Take every line that has the string "this" and copy it out.

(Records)
• • • •

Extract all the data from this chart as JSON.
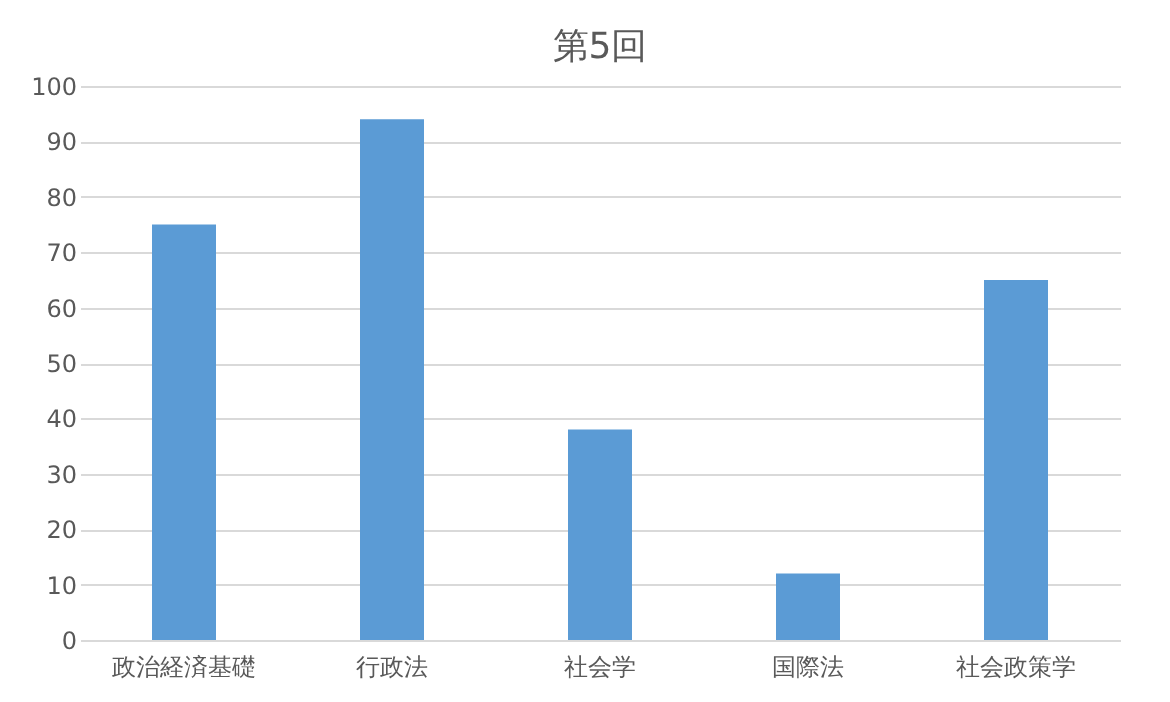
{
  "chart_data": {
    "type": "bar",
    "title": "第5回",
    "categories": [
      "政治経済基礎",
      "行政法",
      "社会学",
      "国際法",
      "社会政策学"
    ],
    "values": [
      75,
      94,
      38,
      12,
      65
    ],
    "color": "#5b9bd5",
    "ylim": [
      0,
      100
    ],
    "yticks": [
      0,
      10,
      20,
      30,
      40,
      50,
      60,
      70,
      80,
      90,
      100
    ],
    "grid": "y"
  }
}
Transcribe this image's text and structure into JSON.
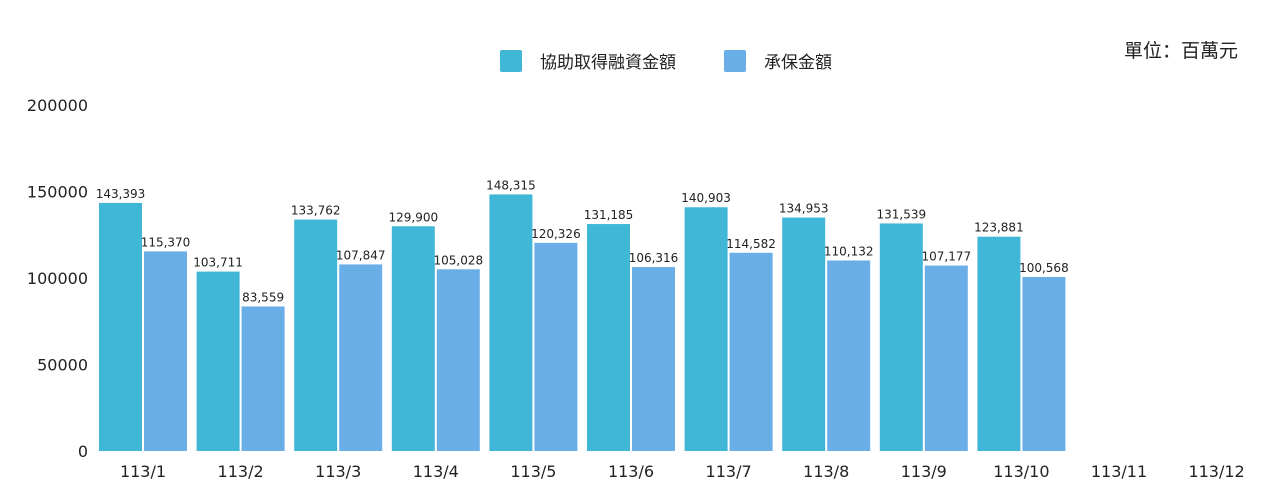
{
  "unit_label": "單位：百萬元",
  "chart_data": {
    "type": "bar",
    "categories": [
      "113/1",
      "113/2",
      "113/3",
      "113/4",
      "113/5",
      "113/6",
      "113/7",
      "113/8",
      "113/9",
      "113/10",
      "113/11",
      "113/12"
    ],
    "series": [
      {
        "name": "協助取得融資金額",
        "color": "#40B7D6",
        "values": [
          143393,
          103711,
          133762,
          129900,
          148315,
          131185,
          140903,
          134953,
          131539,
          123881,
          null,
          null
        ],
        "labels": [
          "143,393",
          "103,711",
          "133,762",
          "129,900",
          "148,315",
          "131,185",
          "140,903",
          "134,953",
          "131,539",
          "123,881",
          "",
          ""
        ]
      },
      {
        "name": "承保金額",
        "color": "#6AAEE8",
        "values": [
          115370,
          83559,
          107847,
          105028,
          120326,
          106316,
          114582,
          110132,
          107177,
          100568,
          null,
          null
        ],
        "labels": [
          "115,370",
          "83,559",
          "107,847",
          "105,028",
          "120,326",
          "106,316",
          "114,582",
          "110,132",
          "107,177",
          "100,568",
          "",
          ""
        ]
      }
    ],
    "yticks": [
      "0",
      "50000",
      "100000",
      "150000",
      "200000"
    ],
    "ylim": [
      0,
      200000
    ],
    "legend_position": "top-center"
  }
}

• • • •

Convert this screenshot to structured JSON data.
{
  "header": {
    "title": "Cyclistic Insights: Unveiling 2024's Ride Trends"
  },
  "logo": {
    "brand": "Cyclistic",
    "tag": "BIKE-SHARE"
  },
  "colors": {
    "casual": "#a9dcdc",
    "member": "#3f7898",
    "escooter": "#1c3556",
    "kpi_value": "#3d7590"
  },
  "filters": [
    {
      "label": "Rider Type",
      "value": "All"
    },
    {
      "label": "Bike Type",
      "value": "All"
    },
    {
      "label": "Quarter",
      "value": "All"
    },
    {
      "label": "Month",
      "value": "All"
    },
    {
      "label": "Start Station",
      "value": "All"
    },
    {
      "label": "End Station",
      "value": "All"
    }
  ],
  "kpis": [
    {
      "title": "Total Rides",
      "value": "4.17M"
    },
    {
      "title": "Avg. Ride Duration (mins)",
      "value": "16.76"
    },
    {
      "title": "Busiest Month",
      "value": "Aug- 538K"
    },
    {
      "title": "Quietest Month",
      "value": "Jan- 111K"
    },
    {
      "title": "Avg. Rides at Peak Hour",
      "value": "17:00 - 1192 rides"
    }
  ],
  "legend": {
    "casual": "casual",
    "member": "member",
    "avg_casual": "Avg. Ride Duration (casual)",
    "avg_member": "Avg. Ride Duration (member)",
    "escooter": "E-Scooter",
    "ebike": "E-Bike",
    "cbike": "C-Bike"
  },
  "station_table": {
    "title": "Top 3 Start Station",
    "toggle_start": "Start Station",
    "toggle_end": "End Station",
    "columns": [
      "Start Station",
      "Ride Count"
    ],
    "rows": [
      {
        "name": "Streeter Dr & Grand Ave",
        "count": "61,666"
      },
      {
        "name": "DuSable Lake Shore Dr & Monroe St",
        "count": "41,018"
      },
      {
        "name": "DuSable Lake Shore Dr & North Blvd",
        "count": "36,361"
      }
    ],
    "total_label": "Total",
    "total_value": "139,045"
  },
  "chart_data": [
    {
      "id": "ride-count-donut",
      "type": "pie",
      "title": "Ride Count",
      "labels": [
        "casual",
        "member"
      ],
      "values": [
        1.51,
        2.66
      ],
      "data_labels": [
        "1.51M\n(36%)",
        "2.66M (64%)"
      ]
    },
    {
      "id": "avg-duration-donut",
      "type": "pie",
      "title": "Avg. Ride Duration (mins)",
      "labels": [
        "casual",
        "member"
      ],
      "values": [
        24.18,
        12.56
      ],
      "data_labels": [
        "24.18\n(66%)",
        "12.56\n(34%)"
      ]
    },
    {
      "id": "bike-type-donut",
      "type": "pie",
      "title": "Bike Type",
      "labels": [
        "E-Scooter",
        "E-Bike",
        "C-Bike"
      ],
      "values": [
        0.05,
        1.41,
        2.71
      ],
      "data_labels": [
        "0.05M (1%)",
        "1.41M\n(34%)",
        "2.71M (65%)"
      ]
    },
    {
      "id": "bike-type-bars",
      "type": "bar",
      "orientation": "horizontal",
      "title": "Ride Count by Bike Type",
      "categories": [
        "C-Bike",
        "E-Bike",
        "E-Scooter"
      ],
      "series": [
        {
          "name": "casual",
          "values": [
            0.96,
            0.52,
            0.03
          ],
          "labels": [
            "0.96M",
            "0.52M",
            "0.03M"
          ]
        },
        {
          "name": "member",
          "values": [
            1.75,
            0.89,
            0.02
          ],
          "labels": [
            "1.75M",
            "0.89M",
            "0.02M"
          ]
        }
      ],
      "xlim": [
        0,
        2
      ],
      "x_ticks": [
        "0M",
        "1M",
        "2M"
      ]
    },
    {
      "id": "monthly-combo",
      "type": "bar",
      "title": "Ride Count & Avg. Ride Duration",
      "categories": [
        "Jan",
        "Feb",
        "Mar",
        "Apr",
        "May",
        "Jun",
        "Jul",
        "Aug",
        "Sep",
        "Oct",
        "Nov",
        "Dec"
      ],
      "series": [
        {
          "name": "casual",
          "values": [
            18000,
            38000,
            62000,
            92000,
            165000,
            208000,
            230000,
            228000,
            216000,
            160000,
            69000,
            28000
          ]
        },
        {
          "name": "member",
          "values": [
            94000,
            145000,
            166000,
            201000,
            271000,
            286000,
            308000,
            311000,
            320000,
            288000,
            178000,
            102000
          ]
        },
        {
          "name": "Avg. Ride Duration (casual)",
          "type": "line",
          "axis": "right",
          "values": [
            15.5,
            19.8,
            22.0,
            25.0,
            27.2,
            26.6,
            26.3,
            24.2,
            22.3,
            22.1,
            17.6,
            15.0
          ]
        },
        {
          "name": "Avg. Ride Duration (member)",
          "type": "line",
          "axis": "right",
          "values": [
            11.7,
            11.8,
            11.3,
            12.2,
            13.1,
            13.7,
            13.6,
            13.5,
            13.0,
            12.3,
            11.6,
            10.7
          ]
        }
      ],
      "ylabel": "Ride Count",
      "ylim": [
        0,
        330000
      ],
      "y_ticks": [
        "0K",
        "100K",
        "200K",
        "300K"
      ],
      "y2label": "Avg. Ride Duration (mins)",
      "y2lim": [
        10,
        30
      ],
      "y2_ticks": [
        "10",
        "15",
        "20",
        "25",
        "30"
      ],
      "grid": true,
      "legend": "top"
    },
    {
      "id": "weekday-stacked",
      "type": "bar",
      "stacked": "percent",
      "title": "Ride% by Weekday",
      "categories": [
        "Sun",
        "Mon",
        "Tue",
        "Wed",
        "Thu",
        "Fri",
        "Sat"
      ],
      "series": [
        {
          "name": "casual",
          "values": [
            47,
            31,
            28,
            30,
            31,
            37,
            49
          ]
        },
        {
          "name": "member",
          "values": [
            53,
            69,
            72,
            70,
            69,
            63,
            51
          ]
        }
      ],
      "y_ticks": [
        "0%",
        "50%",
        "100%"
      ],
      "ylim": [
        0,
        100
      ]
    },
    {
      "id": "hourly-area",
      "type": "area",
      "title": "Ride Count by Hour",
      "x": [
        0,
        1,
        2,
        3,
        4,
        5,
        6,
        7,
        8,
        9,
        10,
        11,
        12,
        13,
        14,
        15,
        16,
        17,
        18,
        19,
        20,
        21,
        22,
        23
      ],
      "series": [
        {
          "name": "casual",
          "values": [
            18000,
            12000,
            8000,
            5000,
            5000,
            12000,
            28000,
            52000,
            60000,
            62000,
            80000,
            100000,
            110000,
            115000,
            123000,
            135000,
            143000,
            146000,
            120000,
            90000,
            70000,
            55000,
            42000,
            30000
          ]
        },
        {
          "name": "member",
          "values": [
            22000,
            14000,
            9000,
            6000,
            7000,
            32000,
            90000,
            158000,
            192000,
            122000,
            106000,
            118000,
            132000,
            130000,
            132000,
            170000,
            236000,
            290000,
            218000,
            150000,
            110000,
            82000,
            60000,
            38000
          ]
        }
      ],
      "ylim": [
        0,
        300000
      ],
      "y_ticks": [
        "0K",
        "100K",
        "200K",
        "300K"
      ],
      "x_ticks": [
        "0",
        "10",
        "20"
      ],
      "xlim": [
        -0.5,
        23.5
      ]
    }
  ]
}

• • • •

### [Task output]
Extract all the data from this chart as JSON.
Transcribe this image's text and structure into JSON.
Convert this screenshot to structured JSON data.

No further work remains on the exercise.